BEGIN
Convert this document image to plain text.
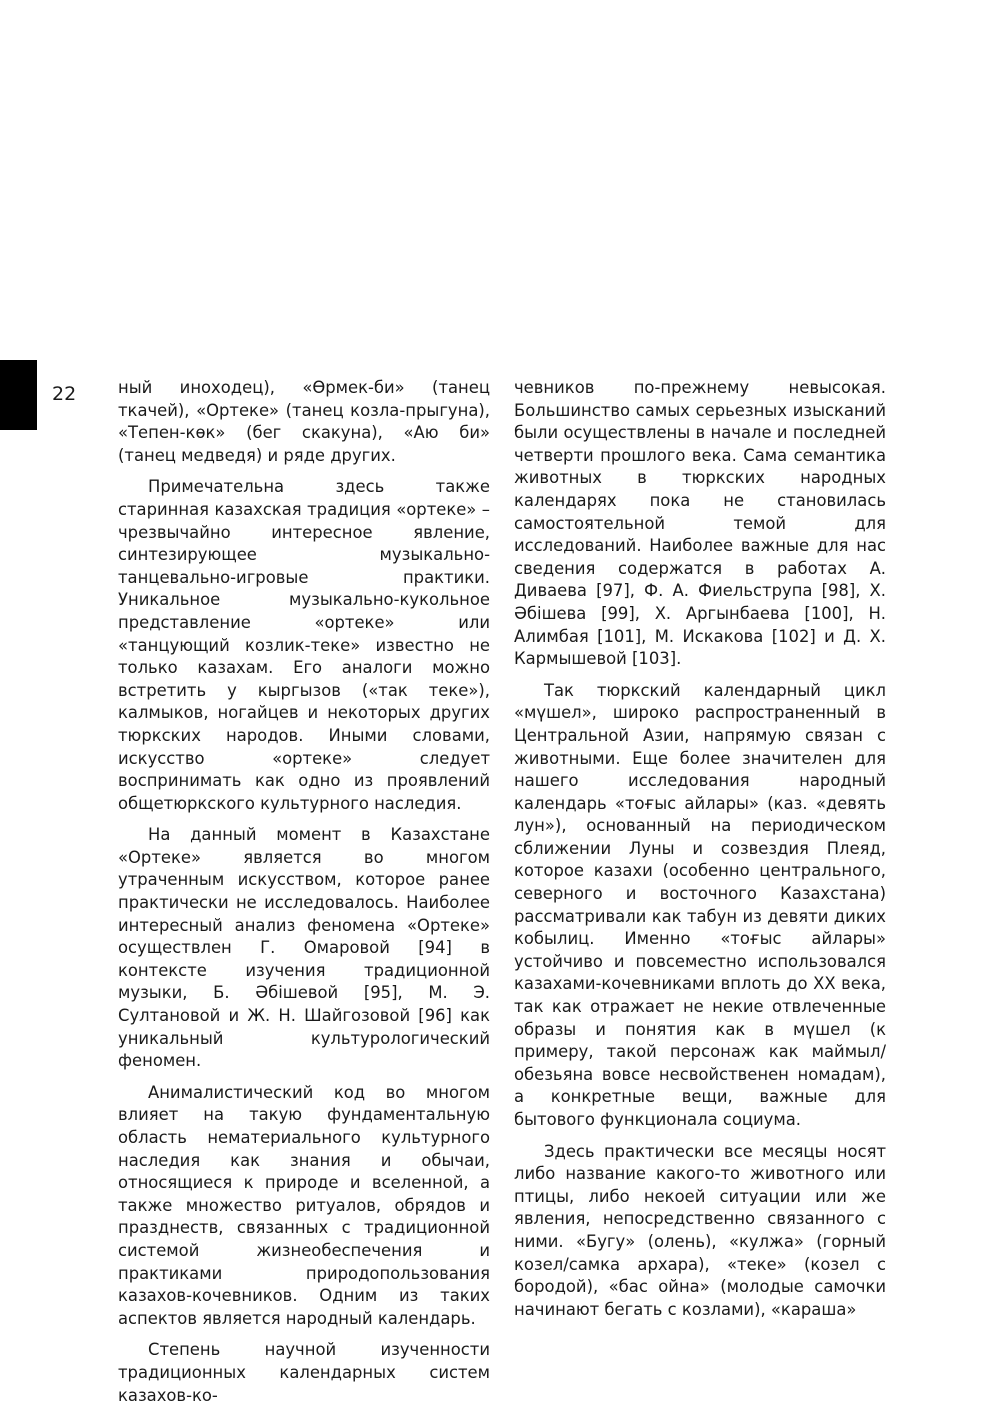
22	ный иноходец), «Өрмек-би» (танец ткачей), «Ортеке» (танец козла-прыгуна), «Тепен-көк» (бег скакуна), «Аю би» (танец медведя) и ряде других.

Примечательна здесь также старинная казахская традиция «ортеке» – чрезвычайно интересное явление, синтезирующее музыкально-танцевально-игровые практики. Уникальное музыкально-кукольное представление «ортеке» или «танцующий козлик-теке» известно не только казахам. Его аналоги можно встретить у кыргызов («так теке»), калмыков, ногайцев и некоторых других тюркских народов. Иными словами, искусство «ортеке» следует воспринимать как одно из проявлений общетюркского культурного наследия.

На данный момент в Казахстане «Ортеке» является во многом утраченным искусством, которое ранее практически не исследовалось. Наиболее интересный анализ феномена «Ортеке» осуществлен Г. Омаровой [94] в контексте изучения традиционной музыки, Б. Әбішевой [95], М. Э. Султановой и Ж. Н. Шайгозовой [96] как уникальный культурологический феномен.

Анималистический код во многом влияет на такую фундаментальную область нематериального культурного наследия как знания и обычаи, относящиеся к природе и вселенной, а также множество ритуалов, обрядов и празднеств, связанных с традиционной системой жизнеобеспечения и практиками природопользования казахов-кочевников. Одним из таких аспектов является народный календарь.

Степень научной изученности традиционных календарных систем казахов-ко-

чевников по-прежнему невысокая. Большинство самых серьезных изысканий были осуществлены в начале и последней четверти прошлого века. Сама семантика животных в тюркских народных календарях пока не становилась самостоятельной темой для исследований. Наиболее важные для нас сведения содержатся в работах А. Диваева [97], Ф. А. Фиельструпа [98], Х. Әбішева [99], Х. Аргынбаева [100], Н. Алимбая [101], М. Искакова [102] и Д. Х. Кармышевой [103].

Так тюркский календарный цикл «мүшел», широко распространенный в Центральной Азии, напрямую связан с животными. Еще более значителен для нашего исследования народный календарь «тоғыс айлары» (каз. «девять лун»), основанный на периодическом сближении Луны и созвездия Плеяд, которое казахи (особенно центрального, северного и восточного Казахстана) рассматривали как табун из девяти диких кобылиц. Именно «тоғыс айлары» устойчиво и повсеместно использовался казахами-кочевниками вплоть до XX века, так как отражает не некие отвлеченные образы и понятия как в мүшел (к примеру, такой персонаж как маймыл/обезьяна вовсе несвойственен номадам), а конкретные вещи, важные для бытового функционала социума.

Здесь практически все месяцы носят либо название какого-то животного или птицы, либо некоей ситуации или же явления, непосредственно связанного с ними. «Бугу» (олень), «кулжа» (горный козел/самка архара), «теке» (козел с бородой), «бас ойна» (молодые самочки начинают бегать с козлами), «караша»
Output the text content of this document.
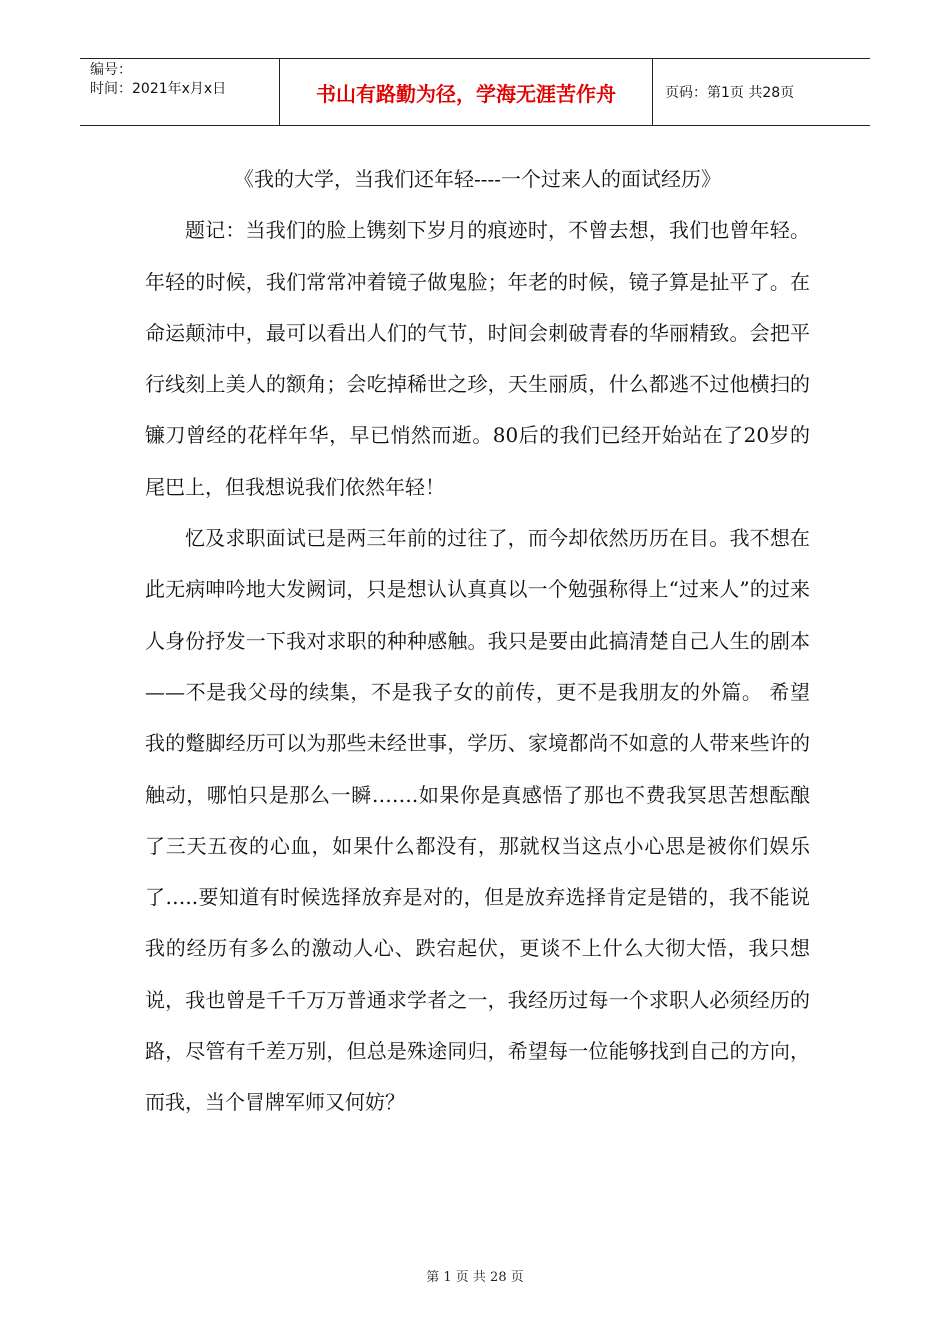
编号：
时间：2021年x月x日	书山有路勤为径，学海无涯苦作舟	页码：第1页 共28页

《我的大学，当我们还年轻----一个过来人的面试经历》

题记：当我们的脸上镌刻下岁月的痕迹时，不曾去想，我们也曾年轻。年轻的时候，我们常常冲着镜子做鬼脸；年老的时候，镜子算是扯平了。在命运颠沛中，最可以看出人们的气节，时间会刺破青春的华丽精致。会把平行线刻上美人的额角；会吃掉稀世之珍，天生丽质，什么都逃不过他横扫的镰刀曾经的花样年华，早已悄然而逝。80后的我们已经开始站在了20岁的尾巴上，但我想说我们依然年轻！

忆及求职面试已是两三年前的过往了，而今却依然历历在目。我不想在此无病呻吟地大发阙词，只是想认认真真以一个勉强称得上“过来人”的过来人身份抒发一下我对求职的种种感触。我只是要由此搞清楚自己人生的剧本——不是我父母的续集，不是我子女的前传，更不是我朋友的外篇。 希望我的蹩脚经历可以为那些未经世事，学历、家境都尚不如意的人带来些许的触动，哪怕只是那么一瞬…….如果你是真感悟了那也不费我冥思苦想酝酿了三天五夜的心血，如果什么都没有，那就权当这点小心思是被你们娱乐了…..要知道有时候选择放弃是对的，但是放弃选择肯定是错的，我不能说我的经历有多么的激动人心、跌宕起伏，更谈不上什么大彻大悟，我只想说，我也曾是千千万万普通求学者之一，我经历过每一个求职人必须经历的路，尽管有千差万别，但总是殊途同归，希望每一位能够找到自己的方向，而我，当个冒牌军师又何妨？

第 1 页 共 28 页
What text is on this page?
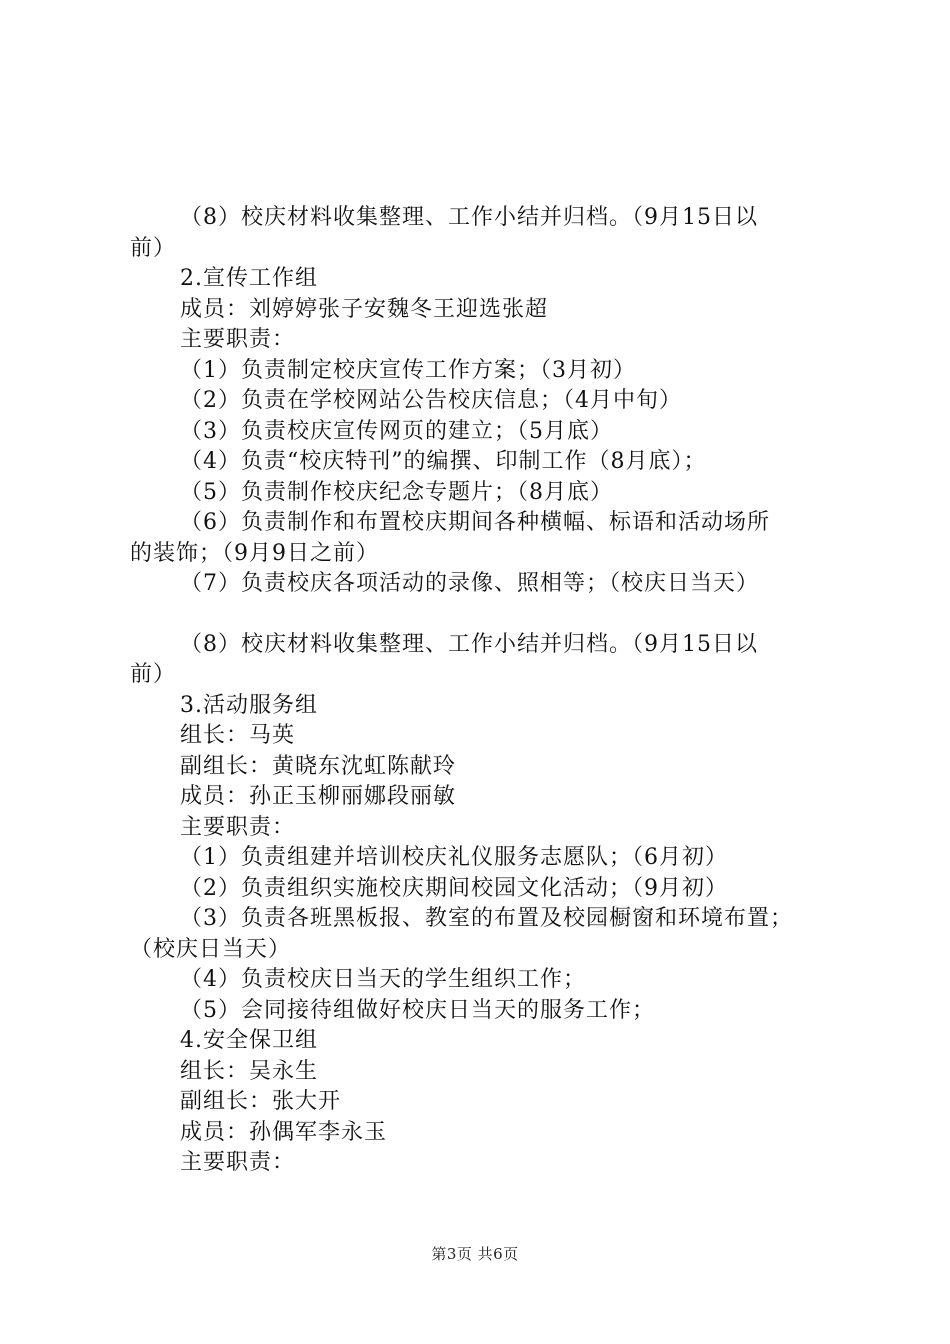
（8）校庆材料收集整理、工作小结并归档。（9月15日以
前）
2.宣传工作组
成员：刘婷婷张子安魏冬王迎选张超
主要职责：
（1）负责制定校庆宣传工作方案；（3月初）
（2）负责在学校网站公告校庆信息；（4月中旬）
（3）负责校庆宣传网页的建立；（5月底）
（4）负责“校庆特刊”的编撰、印制工作（8月底）；
（5）负责制作校庆纪念专题片；（8月底）
（6）负责制作和布置校庆期间各种横幅、标语和活动场所
的装饰；（9月9日之前）
（7）负责校庆各项活动的录像、照相等；（校庆日当天）
（8）校庆材料收集整理、工作小结并归档。（9月15日以
前）
3.活动服务组
组长：马英
副组长：黄晓东沈虹陈献玲
成员：孙正玉柳丽娜段丽敏
主要职责：
（1）负责组建并培训校庆礼仪服务志愿队；（6月初）
（2）负责组织实施校庆期间校园文化活动；（9月初）
（3）负责各班黑板报、教室的布置及校园橱窗和环境布置；
（校庆日当天）
（4）负责校庆日当天的学生组织工作；
（5）会同接待组做好校庆日当天的服务工作；
4.安全保卫组
组长：吴永生
副组长：张大开
成员：孙偶军李永玉
主要职责：
第3页 共6页
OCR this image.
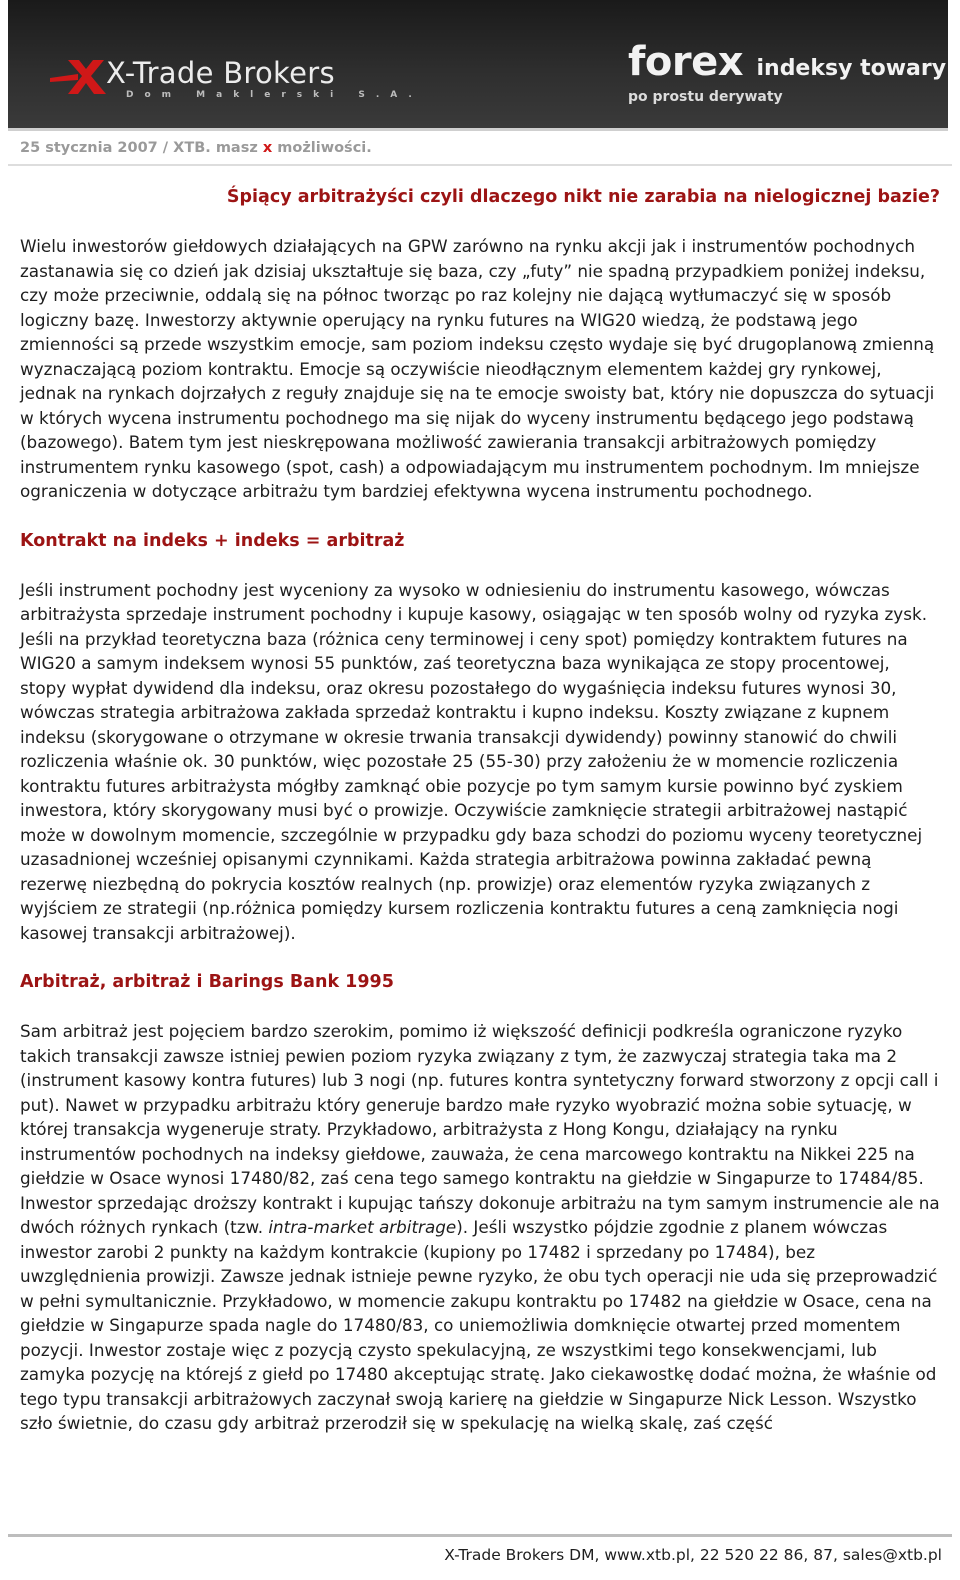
X-Trade Brokers
Dom Maklerski S.A.
forex indeksy towary
po prostu derywaty
25 stycznia 2007 / XTB. masz x możliwości.
Śpiący arbitrażyści czyli dlaczego nikt nie zarabia na nielogicznej bazie?

Wielu inwestorów giełdowych działających na GPW zarówno na rynku akcji jak i instrumentów pochodnych zastanawia się co dzień jak dzisiaj ukształtuje się baza, czy „futy” nie spadną przypadkiem poniżej indeksu, czy może przeciwnie, oddalą się na północ tworząc po raz kolejny nie dającą wytłumaczyć się w sposób logiczny bazę. Inwestorzy aktywnie operujący na rynku futures na WIG20 wiedzą, że podstawą jego zmienności są przede wszystkim emocje, sam poziom indeksu często wydaje się być drugoplanową zmienną wyznaczającą poziom kontraktu. Emocje są oczywiście nieodłącznym elementem każdej gry rynkowej, jednak na rynkach dojrzałych z reguły znajduje się na te emocje swoisty bat, który nie dopuszcza do sytuacji w których wycena instrumentu pochodnego ma się nijak do wyceny instrumentu będącego jego podstawą (bazowego). Batem tym jest nieskrępowana możliwość zawierania transakcji arbitrażowych pomiędzy instrumentem rynku kasowego (spot, cash) a odpowiadającym mu instrumentem pochodnym. Im mniejsze ograniczenia w dotyczące arbitrażu tym bardziej efektywna wycena instrumentu pochodnego.

Kontrakt na indeks + indeks = arbitraż

Jeśli instrument pochodny jest wyceniony za wysoko w odniesieniu do instrumentu kasowego, wówczas arbitrażysta sprzedaje instrument pochodny i kupuje kasowy, osiągając w ten sposób wolny od ryzyka zysk. Jeśli na przykład teoretyczna baza (różnica ceny terminowej i ceny spot) pomiędzy kontraktem futures na WIG20 a samym indeksem wynosi 55 punktów, zaś teoretyczna baza wynikająca ze stopy procentowej, stopy wypłat dywidend dla indeksu, oraz okresu pozostałego do wygaśnięcia indeksu futures wynosi 30, wówczas strategia arbitrażowa zakłada sprzedaż kontraktu i kupno indeksu. Koszty związane z kupnem indeksu (skorygowane o otrzymane w okresie trwania transakcji dywidendy) powinny stanowić do chwili rozliczenia właśnie ok. 30 punktów, więc pozostałe 25 (55-30) przy założeniu że w momencie rozliczenia kontraktu futures arbitrażysta mógłby zamknąć obie pozycje po tym samym kursie powinno być zyskiem inwestora, który skorygowany musi być o prowizje. Oczywiście zamknięcie strategii arbitrażowej nastąpić może w dowolnym momencie, szczególnie w przypadku gdy baza schodzi do poziomu wyceny teoretycznej uzasadnionej wcześniej opisanymi czynnikami. Każda strategia arbitrażowa powinna zakładać pewną rezerwę niezbędną do pokrycia kosztów realnych (np. prowizje) oraz elementów ryzyka związanych z wyjściem ze strategii (np.różnica pomiędzy kursem rozliczenia kontraktu futures a ceną zamknięcia nogi kasowej transakcji arbitrażowej).

Arbitraż, arbitraż i Barings Bank 1995

Sam arbitraż jest pojęciem bardzo szerokim, pomimo iż większość definicji podkreśla ograniczone ryzyko takich transakcji zawsze istniej pewien poziom ryzyka związany z tym, że zazwyczaj strategia taka ma 2 (instrument kasowy kontra futures) lub 3 nogi (np. futures kontra syntetyczny forward stworzony z opcji call i put). Nawet w przypadku arbitrażu który generuje bardzo małe ryzyko wyobrazić można sobie sytuację, w której transakcja wygeneruje straty. Przykładowo, arbitrażysta z Hong Kongu, działający na rynku instrumentów pochodnych na indeksy giełdowe, zauważa, że cena marcowego kontraktu na Nikkei 225 na giełdzie w Osace wynosi 17480/82, zaś cena tego samego kontraktu na giełdzie w Singapurze to 17484/85. Inwestor sprzedając droższy kontrakt i kupując tańszy dokonuje arbitrażu na tym samym instrumencie ale na dwóch różnych rynkach (tzw. intra-market arbitrage). Jeśli wszystko pójdzie zgodnie z planem wówczas inwestor zarobi 2 punkty na każdym kontrakcie (kupiony po 17482 i sprzedany po 17484), bez uwzględnienia prowizji. Zawsze jednak istnieje pewne ryzyko, że obu tych operacji nie uda się przeprowadzić w pełni symultanicznie. Przykładowo, w momencie zakupu kontraktu po 17482 na giełdzie w Osace, cena na giełdzie w Singapurze spada nagle do 17480/83, co uniemożliwia domknięcie otwartej przed momentem pozycji. Inwestor zostaje więc z pozycją czysto spekulacyjną, ze wszystkimi tego konsekwencjami, lub zamyka pozycję na którejś z giełd po 17480 akceptując stratę. Jako ciekawostkę dodać można, że właśnie od tego typu transakcji arbitrażowych zaczynał swoją karierę na giełdzie w Singapurze Nick Lesson. Wszystko szło świetnie, do czasu gdy arbitraż przerodził się w spekulację na wielką skalę, zaś część

X-Trade Brokers DM, www.xtb.pl, 22 520 22 86, 87, sales@xtb.pl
END
Gather up every line in the data above that contains the word "Brokers", copying each one.

X-Trade Brokers
X-Trade Brokers DM, www.xtb.pl, 22 520 22 86, 87, sales@xtb.pl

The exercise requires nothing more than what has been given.